Records excerpted from a collection
******
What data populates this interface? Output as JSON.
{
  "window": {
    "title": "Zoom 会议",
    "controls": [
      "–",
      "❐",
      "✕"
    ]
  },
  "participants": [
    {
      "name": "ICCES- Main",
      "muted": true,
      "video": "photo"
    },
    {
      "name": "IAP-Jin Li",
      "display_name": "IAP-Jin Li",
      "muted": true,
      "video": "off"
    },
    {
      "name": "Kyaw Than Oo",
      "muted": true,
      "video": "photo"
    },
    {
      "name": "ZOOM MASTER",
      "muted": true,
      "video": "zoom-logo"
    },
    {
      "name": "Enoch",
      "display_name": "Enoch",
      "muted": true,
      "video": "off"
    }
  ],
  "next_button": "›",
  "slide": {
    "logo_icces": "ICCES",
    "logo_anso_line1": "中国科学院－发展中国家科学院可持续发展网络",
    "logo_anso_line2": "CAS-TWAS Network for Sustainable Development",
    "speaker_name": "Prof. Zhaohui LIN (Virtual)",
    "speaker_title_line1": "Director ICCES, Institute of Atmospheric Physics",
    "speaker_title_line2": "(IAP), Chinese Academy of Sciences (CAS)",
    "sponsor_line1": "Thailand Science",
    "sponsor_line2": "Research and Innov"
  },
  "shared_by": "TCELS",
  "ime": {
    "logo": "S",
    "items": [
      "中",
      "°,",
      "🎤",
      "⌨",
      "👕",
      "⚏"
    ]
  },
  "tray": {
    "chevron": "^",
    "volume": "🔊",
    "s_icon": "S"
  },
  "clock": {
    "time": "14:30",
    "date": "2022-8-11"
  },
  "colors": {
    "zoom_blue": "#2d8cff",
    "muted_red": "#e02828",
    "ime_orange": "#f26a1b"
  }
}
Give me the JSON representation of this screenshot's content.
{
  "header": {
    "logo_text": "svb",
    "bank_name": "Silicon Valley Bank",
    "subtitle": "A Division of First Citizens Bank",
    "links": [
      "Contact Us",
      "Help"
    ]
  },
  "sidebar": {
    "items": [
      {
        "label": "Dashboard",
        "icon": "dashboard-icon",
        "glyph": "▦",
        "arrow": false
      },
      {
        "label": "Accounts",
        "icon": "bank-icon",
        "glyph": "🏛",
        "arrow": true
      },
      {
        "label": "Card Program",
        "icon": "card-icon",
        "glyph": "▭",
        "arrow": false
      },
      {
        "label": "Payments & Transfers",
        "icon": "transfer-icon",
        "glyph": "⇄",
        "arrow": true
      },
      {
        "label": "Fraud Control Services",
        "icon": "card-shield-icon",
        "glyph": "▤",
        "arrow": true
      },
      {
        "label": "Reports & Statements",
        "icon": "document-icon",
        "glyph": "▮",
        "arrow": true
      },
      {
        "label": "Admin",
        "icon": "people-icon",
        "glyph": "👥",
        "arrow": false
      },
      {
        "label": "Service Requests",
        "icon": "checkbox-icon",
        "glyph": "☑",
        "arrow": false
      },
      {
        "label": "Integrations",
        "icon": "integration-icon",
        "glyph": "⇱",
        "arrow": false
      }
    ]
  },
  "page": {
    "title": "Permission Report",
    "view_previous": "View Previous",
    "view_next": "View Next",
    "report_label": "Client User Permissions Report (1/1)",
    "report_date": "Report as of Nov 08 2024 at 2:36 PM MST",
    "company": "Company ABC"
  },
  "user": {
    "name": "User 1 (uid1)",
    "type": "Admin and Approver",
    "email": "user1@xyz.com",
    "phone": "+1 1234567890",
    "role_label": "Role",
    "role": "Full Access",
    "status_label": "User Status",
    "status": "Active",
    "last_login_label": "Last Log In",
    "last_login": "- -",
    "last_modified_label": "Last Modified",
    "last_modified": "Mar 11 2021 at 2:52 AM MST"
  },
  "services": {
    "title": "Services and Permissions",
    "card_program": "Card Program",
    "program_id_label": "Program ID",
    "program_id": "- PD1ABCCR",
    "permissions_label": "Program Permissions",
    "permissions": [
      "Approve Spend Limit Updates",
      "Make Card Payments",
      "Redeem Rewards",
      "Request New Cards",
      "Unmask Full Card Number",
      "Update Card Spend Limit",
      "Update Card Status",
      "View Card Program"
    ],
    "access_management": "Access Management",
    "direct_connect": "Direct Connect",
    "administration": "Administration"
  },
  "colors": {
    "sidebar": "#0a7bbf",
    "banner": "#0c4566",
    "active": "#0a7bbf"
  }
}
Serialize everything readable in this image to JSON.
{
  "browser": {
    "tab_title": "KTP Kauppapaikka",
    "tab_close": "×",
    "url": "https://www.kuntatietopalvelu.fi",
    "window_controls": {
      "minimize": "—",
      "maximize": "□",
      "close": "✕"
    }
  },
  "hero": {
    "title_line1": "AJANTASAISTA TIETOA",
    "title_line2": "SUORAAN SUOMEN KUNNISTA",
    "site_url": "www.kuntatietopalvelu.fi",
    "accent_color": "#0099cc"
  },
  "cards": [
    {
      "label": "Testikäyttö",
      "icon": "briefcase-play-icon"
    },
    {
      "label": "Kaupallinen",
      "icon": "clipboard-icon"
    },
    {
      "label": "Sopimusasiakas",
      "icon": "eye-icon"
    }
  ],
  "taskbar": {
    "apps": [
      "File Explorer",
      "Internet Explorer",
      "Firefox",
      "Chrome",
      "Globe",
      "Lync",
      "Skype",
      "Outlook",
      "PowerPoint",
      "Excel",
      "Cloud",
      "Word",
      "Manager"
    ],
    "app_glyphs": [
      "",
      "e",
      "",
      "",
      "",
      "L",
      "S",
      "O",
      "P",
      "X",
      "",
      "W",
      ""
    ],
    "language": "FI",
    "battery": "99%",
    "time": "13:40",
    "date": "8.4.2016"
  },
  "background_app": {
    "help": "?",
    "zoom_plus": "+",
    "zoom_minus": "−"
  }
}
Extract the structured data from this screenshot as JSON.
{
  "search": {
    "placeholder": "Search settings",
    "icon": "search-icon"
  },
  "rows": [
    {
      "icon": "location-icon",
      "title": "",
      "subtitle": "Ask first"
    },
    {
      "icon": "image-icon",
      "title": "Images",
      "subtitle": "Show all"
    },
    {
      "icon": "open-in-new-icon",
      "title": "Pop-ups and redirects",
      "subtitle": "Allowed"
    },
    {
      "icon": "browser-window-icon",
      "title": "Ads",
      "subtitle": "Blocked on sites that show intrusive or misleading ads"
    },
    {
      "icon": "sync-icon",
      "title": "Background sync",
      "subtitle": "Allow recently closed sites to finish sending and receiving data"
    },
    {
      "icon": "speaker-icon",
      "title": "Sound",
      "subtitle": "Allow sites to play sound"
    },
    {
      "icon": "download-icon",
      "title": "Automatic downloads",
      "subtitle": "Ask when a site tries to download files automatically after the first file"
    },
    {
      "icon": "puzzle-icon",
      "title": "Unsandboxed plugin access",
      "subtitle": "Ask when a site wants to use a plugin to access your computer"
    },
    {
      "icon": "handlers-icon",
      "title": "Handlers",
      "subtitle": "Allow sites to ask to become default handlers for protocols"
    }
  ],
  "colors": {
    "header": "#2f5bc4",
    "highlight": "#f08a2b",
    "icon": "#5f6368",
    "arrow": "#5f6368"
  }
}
******
#### WHAT THIS TASK INVOLVES
Take the entries and copy them out exactly.

#### THE COMPLETED TASK
What data populates this interface? Output as JSON.
{
  "window": {
    "title": "Zoom 会议",
    "controls": [
      "–",
      "❐",
      "✕"
    ]
  },
  "participants": [
    {
      "name": "ICCES- Main",
      "muted": true,
      "video": "photo"
    },
    {
      "name": "IAP-Jin Li",
      "display_name": "IAP-Jin Li",
      "muted": true,
      "video": "off"
    },
    {
      "name": "Kyaw Than Oo",
      "muted": true,
      "video": "photo"
    },
    {
      "name": "ZOOM MASTER",
      "muted": true,
      "video": "zoom-logo"
    },
    {
      "name": "Enoch",
      "display_name": "Enoch",
      "muted": true,
      "video": "off"
    }
  ],
  "next_button": "›",
  "slide": {
    "logo_icces": "ICCES",
    "logo_anso_line1": "中国科学院－发展中国家科学院可持续发展网络",
    "logo_anso_line2": "CAS-TWAS Network for Sustainable Development",
    "speaker_name": "Prof. Zhaohui LIN (Virtual)",
    "speaker_title_line1": "Director ICCES, Institute of Atmospheric Physics",
    "speaker_title_line2": "(IAP), Chinese Academy of Sciences (CAS)",
    "sponsor_line1": "Thailand Science",
    "sponsor_line2": "Research and Innov"
  },
  "shared_by": "TCELS",
  "ime": {
    "logo": "S",
    "items": [
      "中",
      "°,",
      "🎤",
      "⌨",
      "👕",
      "⚏"
    ]
  },
  "tray": {
    "chevron": "^",
    "volume": "🔊",
    "s_icon": "S"
  },
  "clock": {
    "time": "14:30",
    "date": "2022-8-11"
  },
  "colors": {
    "zoom_blue": "#2d8cff",
    "muted_red": "#e02828",
    "ime_orange": "#f26a1b"
  }
}
Give me the JSON representation of this screenshot's content.
{
  "header": {
    "logo_text": "svb",
    "bank_name": "Silicon Valley Bank",
    "subtitle": "A Division of First Citizens Bank",
    "links": [
      "Contact Us",
      "Help"
    ]
  },
  "sidebar": {
    "items": [
      {
        "label": "Dashboard",
        "icon": "dashboard-icon",
        "glyph": "▦",
        "arrow": false
      },
      {
        "label": "Accounts",
        "icon": "bank-icon",
        "glyph": "🏛",
        "arrow": true
      },
      {
        "label": "Card Program",
        "icon": "card-icon",
        "glyph": "▭",
        "arrow": false
      },
      {
        "label": "Payments & Transfers",
        "icon": "transfer-icon",
        "glyph": "⇄",
        "arrow": true
      },
      {
        "label": "Fraud Control Services",
        "icon": "card-shield-icon",
        "glyph": "▤",
        "arrow": true
      },
      {
        "label": "Reports & Statements",
        "icon": "document-icon",
        "glyph": "▮",
        "arrow": true
      },
      {
        "label": "Admin",
        "icon": "people-icon",
        "glyph": "👥",
        "arrow": false
      },
      {
        "label": "Service Requests",
        "icon": "checkbox-icon",
        "glyph": "☑",
        "arrow": false
      },
      {
        "label": "Integrations",
        "icon": "integration-icon",
        "glyph": "⇱",
        "arrow": false
      }
    ]
  },
  "page": {
    "title": "Permission Report",
    "view_previous": "View Previous",
    "view_next": "View Next",
    "report_label": "Client User Permissions Report (1/1)",
    "report_date": "Report as of Nov 08 2024 at 2:36 PM MST",
    "company": "Company ABC"
  },
  "user": {
    "name": "User 1 (uid1)",
    "type": "Admin and Approver",
    "email": "user1@xyz.com",
    "phone": "+1 1234567890",
    "role_label": "Role",
    "role": "Full Access",
    "status_label": "User Status",
    "status": "Active",
    "last_login_label": "Last Log In",
    "last_login": "- -",
    "last_modified_label": "Last Modified",
    "last_modified": "Mar 11 2021 at 2:52 AM MST"
  },
  "services": {
    "title": "Services and Permissions",
    "card_program": "Card Program",
    "program_id_label": "Program ID",
    "program_id": "- PD1ABCCR",
    "permissions_label": "Program Permissions",
    "permissions": [
      "Approve Spend Limit Updates",
      "Make Card Payments",
      "Redeem Rewards",
      "Request New Cards",
      "Unmask Full Card Number",
      "Update Card Spend Limit",
      "Update Card Status",
      "View Card Program"
    ],
    "access_management": "Access Management",
    "direct_connect": "Direct Connect",
    "administration": "Administration"
  },
  "colors": {
    "sidebar": "#0a7bbf",
    "banner": "#0c4566",
    "active": "#0a7bbf"
  }
}
Serialize everything readable in this image to JSON.
{
  "browser": {
    "tab_title": "KTP Kauppapaikka",
    "tab_close": "×",
    "url": "https://www.kuntatietopalvelu.fi",
    "window_controls": {
      "minimize": "—",
      "maximize": "□",
      "close": "✕"
    }
  },
  "hero": {
    "title_line1": "AJANTASAISTA TIETOA",
    "title_line2": "SUORAAN SUOMEN KUNNISTA",
    "site_url": "www.kuntatietopalvelu.fi",
    "accent_color": "#0099cc"
  },
  "cards": [
    {
      "label": "Testikäyttö",
      "icon": "briefcase-play-icon"
    },
    {
      "label": "Kaupallinen",
      "icon": "clipboard-icon"
    },
    {
      "label": "Sopimusasiakas",
      "icon": "eye-icon"
    }
  ],
  "taskbar": {
    "apps": [
      "File Explorer",
      "Internet Explorer",
      "Firefox",
      "Chrome",
      "Globe",
      "Lync",
      "Skype",
      "Outlook",
      "PowerPoint",
      "Excel",
      "Cloud",
      "Word",
      "Manager"
    ],
    "app_glyphs": [
      "",
      "e",
      "",
      "",
      "",
      "L",
      "S",
      "O",
      "P",
      "X",
      "",
      "W",
      ""
    ],
    "language": "FI",
    "battery": "99%",
    "time": "13:40",
    "date": "8.4.2016"
  },
  "background_app": {
    "help": "?",
    "zoom_plus": "+",
    "zoom_minus": "−"
  }
}
Extract the structured data from this screenshot as JSON.
{
  "search": {
    "placeholder": "Search settings",
    "icon": "search-icon"
  },
  "rows": [
    {
      "icon": "location-icon",
      "title": "",
      "subtitle": "Ask first"
    },
    {
      "icon": "image-icon",
      "title": "Images",
      "subtitle": "Show all"
    },
    {
      "icon": "open-in-new-icon",
      "title": "Pop-ups and redirects",
      "subtitle": "Allowed"
    },
    {
      "icon": "browser-window-icon",
      "title": "Ads",
      "subtitle": "Blocked on sites that show intrusive or misleading ads"
    },
    {
      "icon": "sync-icon",
      "title": "Background sync",
      "subtitle": "Allow recently closed sites to finish sending and receiving data"
    },
    {
      "icon": "speaker-icon",
      "title": "Sound",
      "subtitle": "Allow sites to play sound"
    },
    {
      "icon": "download-icon",
      "title": "Automatic downloads",
      "subtitle": "Ask when a site tries to download files automatically after the first file"
    },
    {
      "icon": "puzzle-icon",
      "title": "Unsandboxed plugin access",
      "subtitle": "Ask when a site wants to use a plugin to access your computer"
    },
    {
      "icon": "handlers-icon",
      "title": "Handlers",
      "subtitle": "Allow sites to ask to become default handlers for protocols"
    }
  ],
  "colors": {
    "header": "#2f5bc4",
    "highlight": "#f08a2b",
    "icon": "#5f6368",
    "arrow": "#5f6368"
  }
}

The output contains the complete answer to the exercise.